= Given request =
Copy the data below exactly.

***** Material provided

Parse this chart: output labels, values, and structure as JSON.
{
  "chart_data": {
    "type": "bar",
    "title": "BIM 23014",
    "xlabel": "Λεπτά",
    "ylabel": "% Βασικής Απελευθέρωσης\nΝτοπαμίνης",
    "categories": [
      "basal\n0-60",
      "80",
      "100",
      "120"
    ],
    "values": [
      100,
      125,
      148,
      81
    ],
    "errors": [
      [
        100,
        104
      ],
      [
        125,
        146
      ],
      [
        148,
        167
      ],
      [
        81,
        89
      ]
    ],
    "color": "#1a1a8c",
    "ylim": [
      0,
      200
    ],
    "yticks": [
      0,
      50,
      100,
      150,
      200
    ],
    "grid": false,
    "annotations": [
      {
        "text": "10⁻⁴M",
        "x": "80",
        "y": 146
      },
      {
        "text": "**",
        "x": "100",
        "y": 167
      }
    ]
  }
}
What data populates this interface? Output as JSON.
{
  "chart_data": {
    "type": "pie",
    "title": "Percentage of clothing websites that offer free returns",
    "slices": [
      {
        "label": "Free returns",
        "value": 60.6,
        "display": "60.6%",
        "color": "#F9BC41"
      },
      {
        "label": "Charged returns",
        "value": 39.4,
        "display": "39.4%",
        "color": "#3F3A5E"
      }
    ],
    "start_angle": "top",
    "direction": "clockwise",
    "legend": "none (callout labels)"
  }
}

**********

= Worked solution =
Parse this chart: output labels, values, and structure as JSON.
{
  "chart_data": {
    "type": "bar",
    "title": "BIM 23014",
    "xlabel": "Λεπτά",
    "ylabel": "% Βασικής Απελευθέρωσης\nΝτοπαμίνης",
    "categories": [
      "basal\n0-60",
      "80",
      "100",
      "120"
    ],
    "values": [
      100,
      125,
      148,
      81
    ],
    "errors": [
      [
        100,
        104
      ],
      [
        125,
        146
      ],
      [
        148,
        167
      ],
      [
        81,
        89
      ]
    ],
    "color": "#1a1a8c",
    "ylim": [
      0,
      200
    ],
    "yticks": [
      0,
      50,
      100,
      150,
      200
    ],
    "grid": false,
    "annotations": [
      {
        "text": "10⁻⁴M",
        "x": "80",
        "y": 146
      },
      {
        "text": "**",
        "x": "100",
        "y": 167
      }
    ]
  }
}
What data populates this interface? Output as JSON.
{
  "chart_data": {
    "type": "pie",
    "title": "Percentage of clothing websites that offer free returns",
    "slices": [
      {
        "label": "Free returns",
        "value": 60.6,
        "display": "60.6%",
        "color": "#F9BC41"
      },
      {
        "label": "Charged returns",
        "value": 39.4,
        "display": "39.4%",
        "color": "#3F3A5E"
      }
    ],
    "start_angle": "top",
    "direction": "clockwise",
    "legend": "none (callout labels)"
  }
}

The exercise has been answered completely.